→ **Job**
The records that follow need to be output exactly as they are.
** begin **
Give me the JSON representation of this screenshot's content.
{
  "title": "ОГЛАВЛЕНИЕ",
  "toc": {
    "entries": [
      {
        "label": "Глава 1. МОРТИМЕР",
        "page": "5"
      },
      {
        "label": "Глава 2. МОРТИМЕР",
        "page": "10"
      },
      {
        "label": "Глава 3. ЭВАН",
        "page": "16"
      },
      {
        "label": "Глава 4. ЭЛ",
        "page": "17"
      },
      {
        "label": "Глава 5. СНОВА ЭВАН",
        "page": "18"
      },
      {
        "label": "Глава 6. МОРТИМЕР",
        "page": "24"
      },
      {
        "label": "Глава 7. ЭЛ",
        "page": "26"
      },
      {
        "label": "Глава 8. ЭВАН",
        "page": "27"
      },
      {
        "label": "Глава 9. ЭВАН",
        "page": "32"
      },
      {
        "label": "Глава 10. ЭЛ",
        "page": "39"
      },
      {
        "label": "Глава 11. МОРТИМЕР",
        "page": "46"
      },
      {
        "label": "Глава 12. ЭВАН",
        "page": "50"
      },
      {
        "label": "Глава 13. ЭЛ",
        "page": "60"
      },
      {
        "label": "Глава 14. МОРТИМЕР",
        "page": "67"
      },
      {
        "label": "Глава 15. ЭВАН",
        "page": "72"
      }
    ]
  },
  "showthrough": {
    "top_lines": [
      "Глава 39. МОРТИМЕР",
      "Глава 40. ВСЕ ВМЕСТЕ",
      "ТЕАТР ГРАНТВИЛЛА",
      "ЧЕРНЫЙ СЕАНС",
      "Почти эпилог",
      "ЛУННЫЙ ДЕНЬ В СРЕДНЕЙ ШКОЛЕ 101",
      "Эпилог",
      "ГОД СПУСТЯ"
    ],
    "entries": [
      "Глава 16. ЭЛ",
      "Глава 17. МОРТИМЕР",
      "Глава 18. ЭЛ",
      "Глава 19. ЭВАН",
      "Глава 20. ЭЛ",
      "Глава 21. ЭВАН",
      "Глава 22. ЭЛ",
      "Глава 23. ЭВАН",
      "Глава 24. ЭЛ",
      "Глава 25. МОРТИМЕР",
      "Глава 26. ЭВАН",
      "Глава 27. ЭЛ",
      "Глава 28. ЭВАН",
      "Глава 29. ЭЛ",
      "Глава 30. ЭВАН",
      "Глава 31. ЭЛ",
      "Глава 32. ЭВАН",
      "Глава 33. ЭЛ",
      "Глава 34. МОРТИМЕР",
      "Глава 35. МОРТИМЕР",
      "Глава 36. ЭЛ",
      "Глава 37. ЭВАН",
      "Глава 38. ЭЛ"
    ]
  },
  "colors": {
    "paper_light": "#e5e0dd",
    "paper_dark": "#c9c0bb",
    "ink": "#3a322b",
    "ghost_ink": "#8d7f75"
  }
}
** end **
→ **Full answer**
Give me the JSON representation of this screenshot's content.
{
  "title": "ОГЛАВЛЕНИЕ",
  "toc": {
    "entries": [
      {
        "label": "Глава 1. МОРТИМЕР",
        "page": "5"
      },
      {
        "label": "Глава 2. МОРТИМЕР",
        "page": "10"
      },
      {
        "label": "Глава 3. ЭВАН",
        "page": "16"
      },
      {
        "label": "Глава 4. ЭЛ",
        "page": "17"
      },
      {
        "label": "Глава 5. СНОВА ЭВАН",
        "page": "18"
      },
      {
        "label": "Глава 6. МОРТИМЕР",
        "page": "24"
      },
      {
        "label": "Глава 7. ЭЛ",
        "page": "26"
      },
      {
        "label": "Глава 8. ЭВАН",
        "page": "27"
      },
      {
        "label": "Глава 9. ЭВАН",
        "page": "32"
      },
      {
        "label": "Глава 10. ЭЛ",
        "page": "39"
      },
      {
        "label": "Глава 11. МОРТИМЕР",
        "page": "46"
      },
      {
        "label": "Глава 12. ЭВАН",
        "page": "50"
      },
      {
        "label": "Глава 13. ЭЛ",
        "page": "60"
      },
      {
        "label": "Глава 14. МОРТИМЕР",
        "page": "67"
      },
      {
        "label": "Глава 15. ЭВАН",
        "page": "72"
      }
    ]
  },
  "showthrough": {
    "top_lines": [
      "Глава 39. МОРТИМЕР",
      "Глава 40. ВСЕ ВМЕСТЕ",
      "ТЕАТР ГРАНТВИЛЛА",
      "ЧЕРНЫЙ СЕАНС",
      "Почти эпилог",
      "ЛУННЫЙ ДЕНЬ В СРЕДНЕЙ ШКОЛЕ 101",
      "Эпилог",
      "ГОД СПУСТЯ"
    ],
    "entries": [
      "Глава 16. ЭЛ",
      "Глава 17. МОРТИМЕР",
      "Глава 18. ЭЛ",
      "Глава 19. ЭВАН",
      "Глава 20. ЭЛ",
      "Глава 21. ЭВАН",
      "Глава 22. ЭЛ",
      "Глава 23. ЭВАН",
      "Глава 24. ЭЛ",
      "Глава 25. МОРТИМЕР",
      "Глава 26. ЭВАН",
      "Глава 27. ЭЛ",
      "Глава 28. ЭВАН",
      "Глава 29. ЭЛ",
      "Глава 30. ЭВАН",
      "Глава 31. ЭЛ",
      "Глава 32. ЭВАН",
      "Глава 33. ЭЛ",
      "Глава 34. МОРТИМЕР",
      "Глава 35. МОРТИМЕР",
      "Глава 36. ЭЛ",
      "Глава 37. ЭВАН",
      "Глава 38. ЭЛ"
    ]
  },
  "colors": {
    "paper_light": "#e5e0dd",
    "paper_dark": "#c9c0bb",
    "ink": "#3a322b",
    "ghost_ink": "#8d7f75"
  }
}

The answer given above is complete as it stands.